- SHORT EXERCISE
Tally every line featuring "затрат", then give that tally alone.

- GIVEN RECORDS

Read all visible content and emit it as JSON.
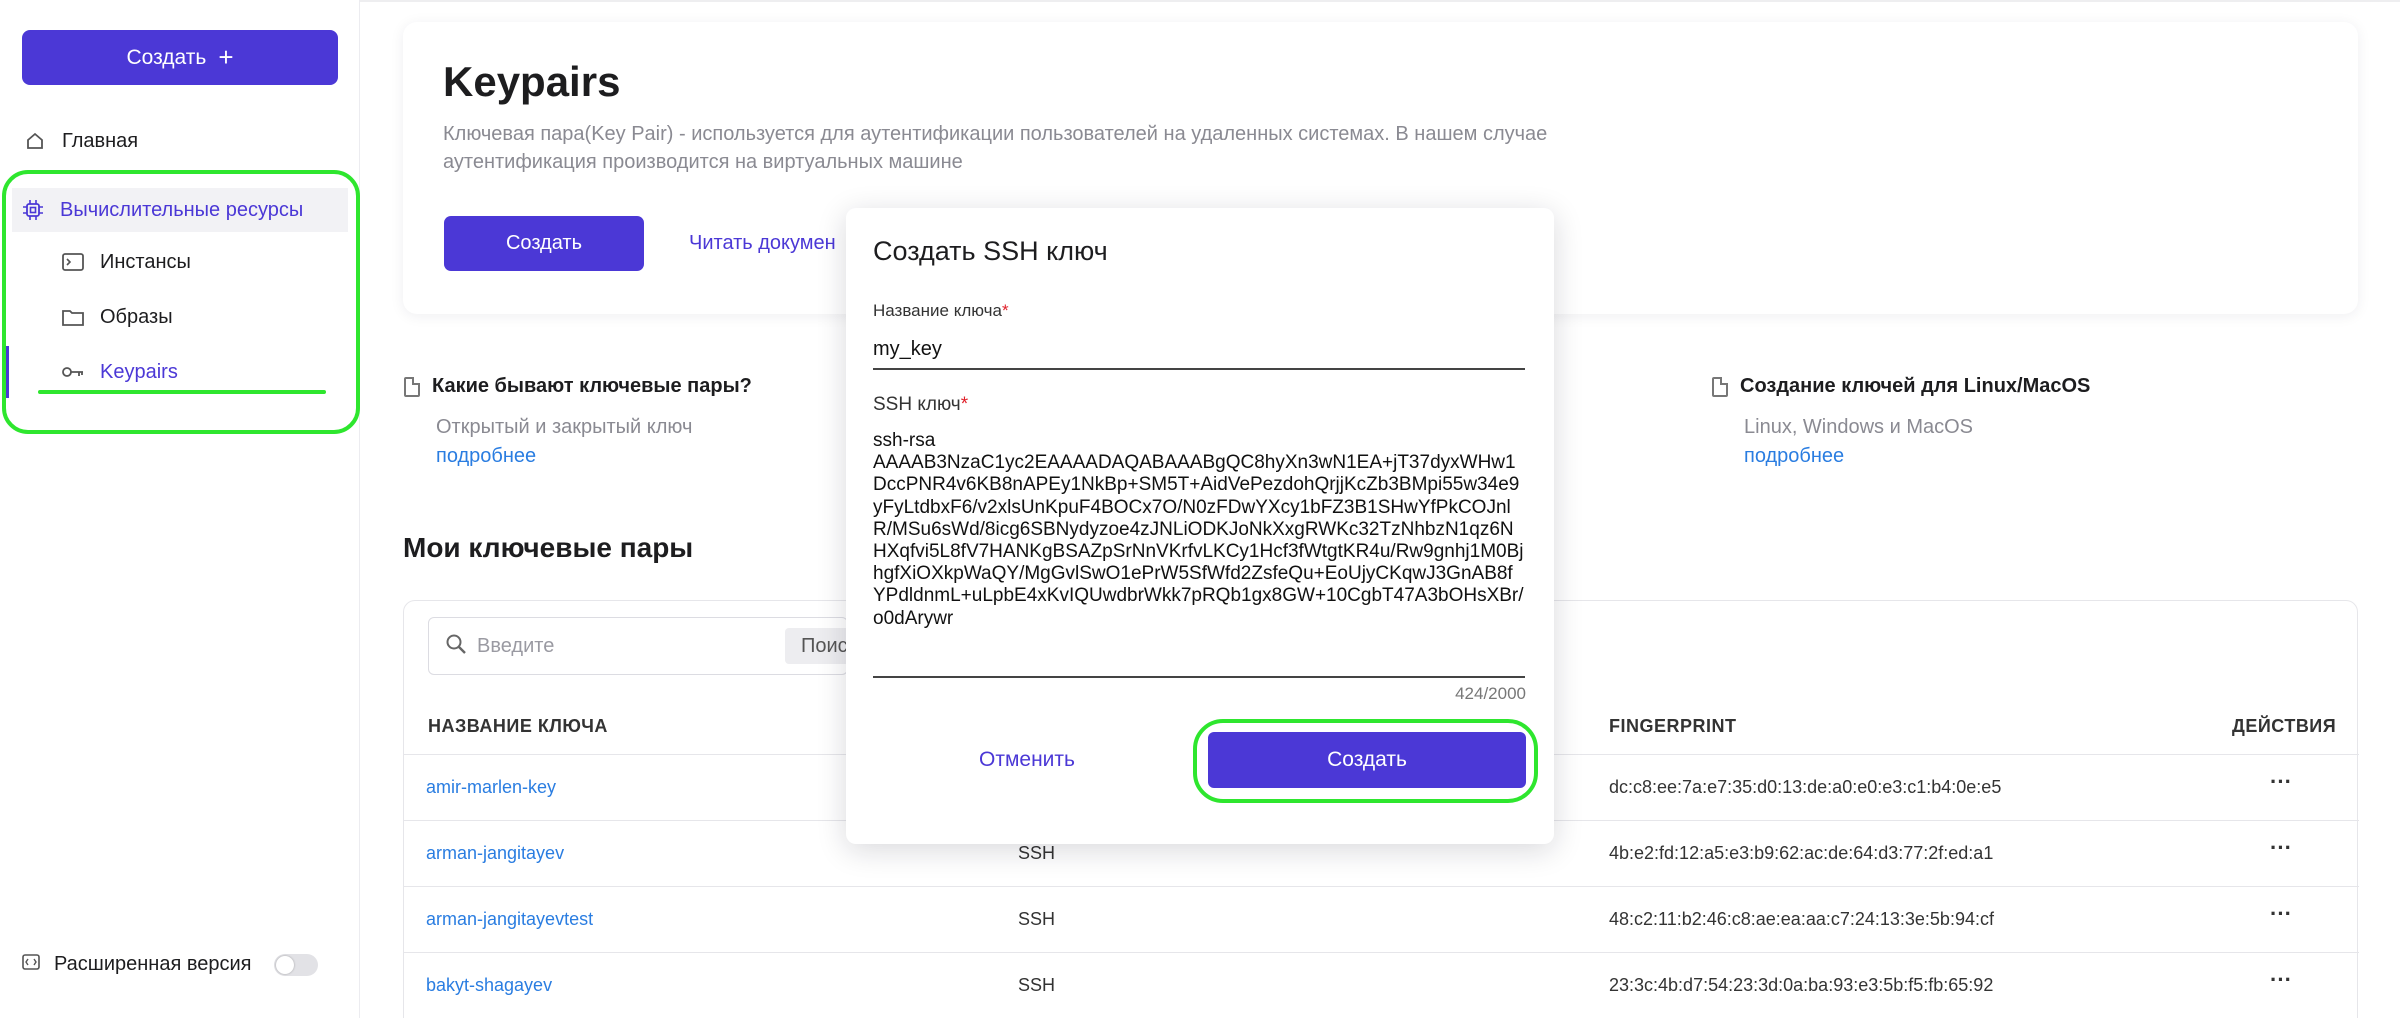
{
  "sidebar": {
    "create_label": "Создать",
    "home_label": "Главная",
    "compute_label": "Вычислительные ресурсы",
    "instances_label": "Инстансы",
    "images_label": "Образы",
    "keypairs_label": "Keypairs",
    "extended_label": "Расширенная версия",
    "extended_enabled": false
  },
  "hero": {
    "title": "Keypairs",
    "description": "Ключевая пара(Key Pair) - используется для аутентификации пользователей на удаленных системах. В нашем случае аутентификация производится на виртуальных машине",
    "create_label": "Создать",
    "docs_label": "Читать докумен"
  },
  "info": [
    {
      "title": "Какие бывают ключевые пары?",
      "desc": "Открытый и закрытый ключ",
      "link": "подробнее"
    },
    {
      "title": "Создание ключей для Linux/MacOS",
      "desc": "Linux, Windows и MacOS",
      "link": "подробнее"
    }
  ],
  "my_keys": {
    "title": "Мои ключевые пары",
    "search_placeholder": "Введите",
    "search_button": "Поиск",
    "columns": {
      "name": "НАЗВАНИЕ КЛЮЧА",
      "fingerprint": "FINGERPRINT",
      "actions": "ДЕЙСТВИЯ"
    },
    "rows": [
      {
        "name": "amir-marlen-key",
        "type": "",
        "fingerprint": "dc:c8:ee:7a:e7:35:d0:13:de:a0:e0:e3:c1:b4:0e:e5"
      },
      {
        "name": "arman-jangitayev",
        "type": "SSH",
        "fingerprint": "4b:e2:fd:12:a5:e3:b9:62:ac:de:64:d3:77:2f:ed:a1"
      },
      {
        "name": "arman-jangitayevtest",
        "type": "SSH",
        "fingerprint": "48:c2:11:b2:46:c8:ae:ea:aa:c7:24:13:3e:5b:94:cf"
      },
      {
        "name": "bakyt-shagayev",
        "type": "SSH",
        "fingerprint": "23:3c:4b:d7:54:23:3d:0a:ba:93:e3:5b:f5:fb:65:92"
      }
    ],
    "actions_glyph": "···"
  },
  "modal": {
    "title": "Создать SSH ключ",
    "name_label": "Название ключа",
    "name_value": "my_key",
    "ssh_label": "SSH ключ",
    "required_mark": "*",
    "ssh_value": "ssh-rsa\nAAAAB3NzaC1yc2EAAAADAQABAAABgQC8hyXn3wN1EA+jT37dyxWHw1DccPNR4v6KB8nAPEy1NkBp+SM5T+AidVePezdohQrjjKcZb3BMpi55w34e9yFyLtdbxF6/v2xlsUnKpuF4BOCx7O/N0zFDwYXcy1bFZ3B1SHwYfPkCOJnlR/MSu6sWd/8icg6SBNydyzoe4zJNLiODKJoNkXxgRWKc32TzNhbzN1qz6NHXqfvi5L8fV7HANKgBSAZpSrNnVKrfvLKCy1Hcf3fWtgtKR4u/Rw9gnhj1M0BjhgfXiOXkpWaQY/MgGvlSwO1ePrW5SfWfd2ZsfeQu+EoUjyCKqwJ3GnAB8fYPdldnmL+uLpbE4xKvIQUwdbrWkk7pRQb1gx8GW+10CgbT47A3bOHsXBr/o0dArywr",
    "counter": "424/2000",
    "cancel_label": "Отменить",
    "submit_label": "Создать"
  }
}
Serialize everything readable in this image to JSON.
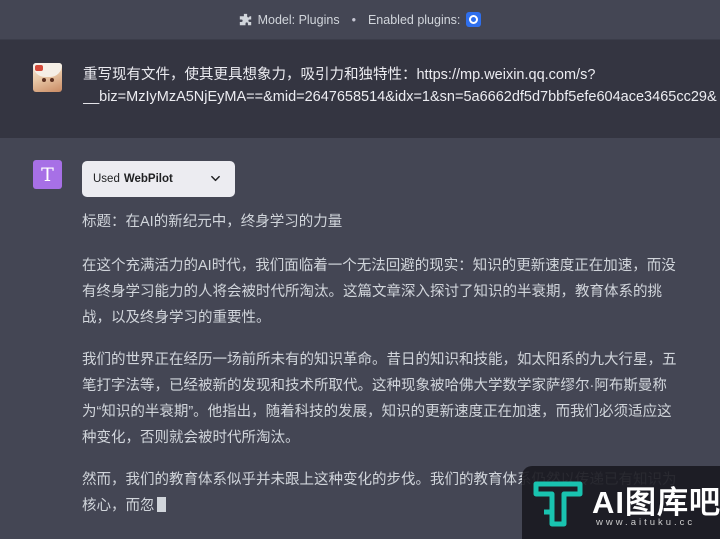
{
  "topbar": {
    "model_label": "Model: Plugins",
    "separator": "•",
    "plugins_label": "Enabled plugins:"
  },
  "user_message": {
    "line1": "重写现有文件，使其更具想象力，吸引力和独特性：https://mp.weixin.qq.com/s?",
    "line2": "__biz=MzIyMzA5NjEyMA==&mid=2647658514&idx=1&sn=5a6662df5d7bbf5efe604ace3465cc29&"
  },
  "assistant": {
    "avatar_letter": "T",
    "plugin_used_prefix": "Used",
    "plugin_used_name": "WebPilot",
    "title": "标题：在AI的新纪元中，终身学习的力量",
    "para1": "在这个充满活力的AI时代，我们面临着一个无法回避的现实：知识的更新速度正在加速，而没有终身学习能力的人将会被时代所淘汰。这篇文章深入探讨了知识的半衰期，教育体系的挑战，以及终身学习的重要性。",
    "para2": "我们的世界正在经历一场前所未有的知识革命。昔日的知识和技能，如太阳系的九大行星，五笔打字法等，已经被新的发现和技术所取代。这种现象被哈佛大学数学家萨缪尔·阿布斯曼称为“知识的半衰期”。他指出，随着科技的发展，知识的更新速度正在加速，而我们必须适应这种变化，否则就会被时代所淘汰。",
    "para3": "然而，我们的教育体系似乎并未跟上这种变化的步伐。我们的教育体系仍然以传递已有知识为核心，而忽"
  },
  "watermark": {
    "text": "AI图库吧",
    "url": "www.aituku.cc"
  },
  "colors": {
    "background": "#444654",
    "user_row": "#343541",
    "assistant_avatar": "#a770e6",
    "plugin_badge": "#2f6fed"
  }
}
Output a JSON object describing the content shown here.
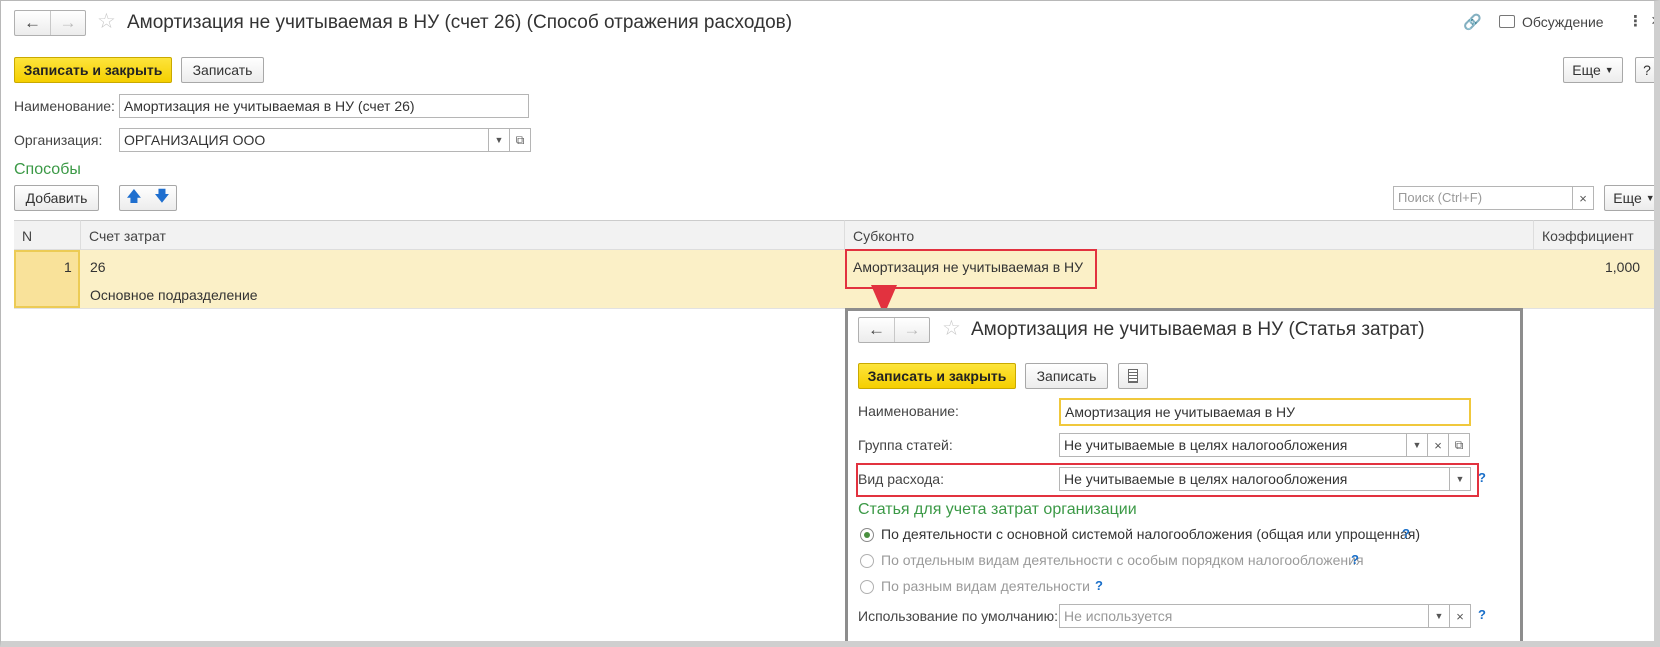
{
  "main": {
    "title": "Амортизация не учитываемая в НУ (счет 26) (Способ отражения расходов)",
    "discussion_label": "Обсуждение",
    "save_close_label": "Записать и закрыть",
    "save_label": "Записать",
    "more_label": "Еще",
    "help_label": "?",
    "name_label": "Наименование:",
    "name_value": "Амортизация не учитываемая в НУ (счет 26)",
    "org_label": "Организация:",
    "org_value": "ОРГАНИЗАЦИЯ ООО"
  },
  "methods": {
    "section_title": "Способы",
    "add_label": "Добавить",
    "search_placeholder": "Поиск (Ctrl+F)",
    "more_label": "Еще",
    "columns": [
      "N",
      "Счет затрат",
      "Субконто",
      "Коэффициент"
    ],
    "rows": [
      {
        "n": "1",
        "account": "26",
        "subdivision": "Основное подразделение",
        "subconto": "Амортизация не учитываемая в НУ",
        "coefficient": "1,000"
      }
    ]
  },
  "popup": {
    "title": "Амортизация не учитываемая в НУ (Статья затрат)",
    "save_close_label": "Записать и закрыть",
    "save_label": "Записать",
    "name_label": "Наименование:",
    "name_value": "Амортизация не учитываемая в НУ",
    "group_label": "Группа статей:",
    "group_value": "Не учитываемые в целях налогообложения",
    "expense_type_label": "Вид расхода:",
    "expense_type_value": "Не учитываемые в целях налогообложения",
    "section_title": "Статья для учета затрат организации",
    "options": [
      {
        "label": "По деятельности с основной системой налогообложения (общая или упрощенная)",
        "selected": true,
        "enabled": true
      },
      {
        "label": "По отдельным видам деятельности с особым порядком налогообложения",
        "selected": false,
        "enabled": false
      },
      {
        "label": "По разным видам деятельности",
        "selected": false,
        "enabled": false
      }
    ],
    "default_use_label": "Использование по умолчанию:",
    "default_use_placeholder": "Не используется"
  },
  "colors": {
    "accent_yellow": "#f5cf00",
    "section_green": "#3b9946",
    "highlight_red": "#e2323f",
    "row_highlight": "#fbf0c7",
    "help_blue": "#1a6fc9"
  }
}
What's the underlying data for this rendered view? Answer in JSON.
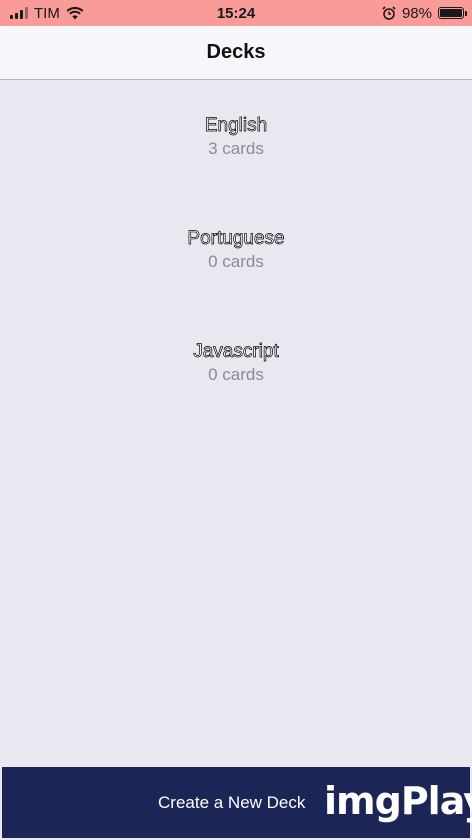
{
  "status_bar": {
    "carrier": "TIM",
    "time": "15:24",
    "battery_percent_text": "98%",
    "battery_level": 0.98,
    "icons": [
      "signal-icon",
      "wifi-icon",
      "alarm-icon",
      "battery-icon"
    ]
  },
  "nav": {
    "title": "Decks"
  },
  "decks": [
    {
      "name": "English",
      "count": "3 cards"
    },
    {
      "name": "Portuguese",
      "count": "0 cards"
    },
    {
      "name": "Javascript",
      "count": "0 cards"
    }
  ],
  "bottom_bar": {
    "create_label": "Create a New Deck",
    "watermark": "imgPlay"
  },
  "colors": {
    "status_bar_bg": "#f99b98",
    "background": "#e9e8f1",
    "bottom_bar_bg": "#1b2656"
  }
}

- THE OUTPUT
3